Task description: In the listing below, pick out lines with "WELL".

Records to use:

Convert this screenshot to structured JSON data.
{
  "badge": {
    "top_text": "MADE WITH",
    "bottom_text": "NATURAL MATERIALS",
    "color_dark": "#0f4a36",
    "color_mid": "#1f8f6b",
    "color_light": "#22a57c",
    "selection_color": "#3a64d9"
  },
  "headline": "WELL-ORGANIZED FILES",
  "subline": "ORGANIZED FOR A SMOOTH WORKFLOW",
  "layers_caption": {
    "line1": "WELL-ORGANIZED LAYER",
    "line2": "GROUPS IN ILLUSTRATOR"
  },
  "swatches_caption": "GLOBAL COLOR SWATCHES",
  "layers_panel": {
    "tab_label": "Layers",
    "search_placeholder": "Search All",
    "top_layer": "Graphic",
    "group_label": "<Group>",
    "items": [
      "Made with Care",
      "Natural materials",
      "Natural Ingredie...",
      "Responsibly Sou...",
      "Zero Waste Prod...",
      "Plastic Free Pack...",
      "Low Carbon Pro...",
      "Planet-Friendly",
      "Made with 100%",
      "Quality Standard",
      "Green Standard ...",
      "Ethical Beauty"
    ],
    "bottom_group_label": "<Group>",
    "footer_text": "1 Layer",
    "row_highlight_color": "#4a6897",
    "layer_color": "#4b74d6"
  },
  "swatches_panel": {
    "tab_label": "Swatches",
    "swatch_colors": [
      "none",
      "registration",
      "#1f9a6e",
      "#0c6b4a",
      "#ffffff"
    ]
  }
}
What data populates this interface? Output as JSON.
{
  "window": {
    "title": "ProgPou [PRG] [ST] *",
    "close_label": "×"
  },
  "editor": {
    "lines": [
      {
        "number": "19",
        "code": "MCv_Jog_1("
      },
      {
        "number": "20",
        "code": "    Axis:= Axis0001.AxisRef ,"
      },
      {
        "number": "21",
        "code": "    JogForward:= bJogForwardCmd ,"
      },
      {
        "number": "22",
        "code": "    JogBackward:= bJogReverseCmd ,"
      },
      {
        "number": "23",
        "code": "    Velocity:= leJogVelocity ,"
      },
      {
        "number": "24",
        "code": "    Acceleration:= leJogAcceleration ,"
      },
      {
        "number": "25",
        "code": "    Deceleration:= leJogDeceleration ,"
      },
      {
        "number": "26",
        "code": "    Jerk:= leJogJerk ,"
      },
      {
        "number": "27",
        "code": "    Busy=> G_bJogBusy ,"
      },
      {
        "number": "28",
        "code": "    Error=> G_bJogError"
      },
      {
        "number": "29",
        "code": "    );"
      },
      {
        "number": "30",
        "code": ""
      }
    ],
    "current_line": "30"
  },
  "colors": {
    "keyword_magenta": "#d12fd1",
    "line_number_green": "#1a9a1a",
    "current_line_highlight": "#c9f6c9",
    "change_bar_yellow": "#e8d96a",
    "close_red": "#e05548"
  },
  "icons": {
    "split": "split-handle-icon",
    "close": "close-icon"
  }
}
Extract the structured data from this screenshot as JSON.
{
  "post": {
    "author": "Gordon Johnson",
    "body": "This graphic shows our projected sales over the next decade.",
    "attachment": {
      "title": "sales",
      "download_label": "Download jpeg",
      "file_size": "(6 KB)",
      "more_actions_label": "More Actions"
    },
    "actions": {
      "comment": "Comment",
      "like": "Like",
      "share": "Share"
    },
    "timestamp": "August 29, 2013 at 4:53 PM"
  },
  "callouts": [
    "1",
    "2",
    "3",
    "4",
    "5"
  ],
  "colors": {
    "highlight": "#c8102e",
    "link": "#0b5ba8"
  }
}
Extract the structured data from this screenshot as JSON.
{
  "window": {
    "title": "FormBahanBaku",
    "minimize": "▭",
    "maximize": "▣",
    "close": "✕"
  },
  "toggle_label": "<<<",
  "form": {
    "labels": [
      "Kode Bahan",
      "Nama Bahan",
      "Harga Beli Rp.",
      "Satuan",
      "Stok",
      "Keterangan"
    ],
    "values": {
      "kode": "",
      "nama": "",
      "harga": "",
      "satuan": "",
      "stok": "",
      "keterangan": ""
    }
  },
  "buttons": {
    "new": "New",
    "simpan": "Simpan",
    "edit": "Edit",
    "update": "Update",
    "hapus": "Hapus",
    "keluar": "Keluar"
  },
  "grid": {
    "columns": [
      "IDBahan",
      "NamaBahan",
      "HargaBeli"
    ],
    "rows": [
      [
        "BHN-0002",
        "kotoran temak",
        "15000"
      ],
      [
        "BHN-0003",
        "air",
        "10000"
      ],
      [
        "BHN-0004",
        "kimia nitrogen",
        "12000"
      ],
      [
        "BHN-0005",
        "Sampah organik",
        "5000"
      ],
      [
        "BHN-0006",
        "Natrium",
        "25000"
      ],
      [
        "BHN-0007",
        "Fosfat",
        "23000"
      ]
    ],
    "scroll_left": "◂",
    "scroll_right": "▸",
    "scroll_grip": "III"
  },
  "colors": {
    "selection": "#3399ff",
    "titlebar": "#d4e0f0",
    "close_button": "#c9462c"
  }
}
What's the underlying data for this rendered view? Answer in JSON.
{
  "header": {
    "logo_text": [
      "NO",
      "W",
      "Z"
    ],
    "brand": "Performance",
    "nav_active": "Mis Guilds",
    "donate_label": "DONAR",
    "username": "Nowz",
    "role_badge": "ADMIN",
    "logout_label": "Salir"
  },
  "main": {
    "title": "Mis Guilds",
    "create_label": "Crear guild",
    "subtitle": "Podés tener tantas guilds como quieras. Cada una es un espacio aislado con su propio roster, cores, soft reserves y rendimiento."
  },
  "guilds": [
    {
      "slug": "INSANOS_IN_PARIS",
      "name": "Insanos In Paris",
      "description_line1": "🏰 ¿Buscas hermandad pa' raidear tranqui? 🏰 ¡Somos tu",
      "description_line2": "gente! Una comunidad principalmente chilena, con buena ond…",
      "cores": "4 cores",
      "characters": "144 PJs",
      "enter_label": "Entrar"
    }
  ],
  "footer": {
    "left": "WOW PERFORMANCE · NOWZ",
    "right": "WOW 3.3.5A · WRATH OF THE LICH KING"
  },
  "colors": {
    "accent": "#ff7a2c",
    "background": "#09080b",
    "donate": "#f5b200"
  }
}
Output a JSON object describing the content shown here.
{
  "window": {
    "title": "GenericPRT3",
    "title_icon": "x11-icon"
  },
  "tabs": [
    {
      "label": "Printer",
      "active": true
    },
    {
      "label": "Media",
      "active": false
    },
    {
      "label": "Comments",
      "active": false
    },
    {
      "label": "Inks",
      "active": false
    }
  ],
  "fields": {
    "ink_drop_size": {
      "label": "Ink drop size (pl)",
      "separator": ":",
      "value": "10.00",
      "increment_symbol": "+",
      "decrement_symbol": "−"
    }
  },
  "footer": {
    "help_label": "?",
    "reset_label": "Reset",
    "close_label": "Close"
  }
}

Result below:
  "headline": "WELL-ORGANIZED FILES",
    "line1": "WELL-ORGANIZED LAYER",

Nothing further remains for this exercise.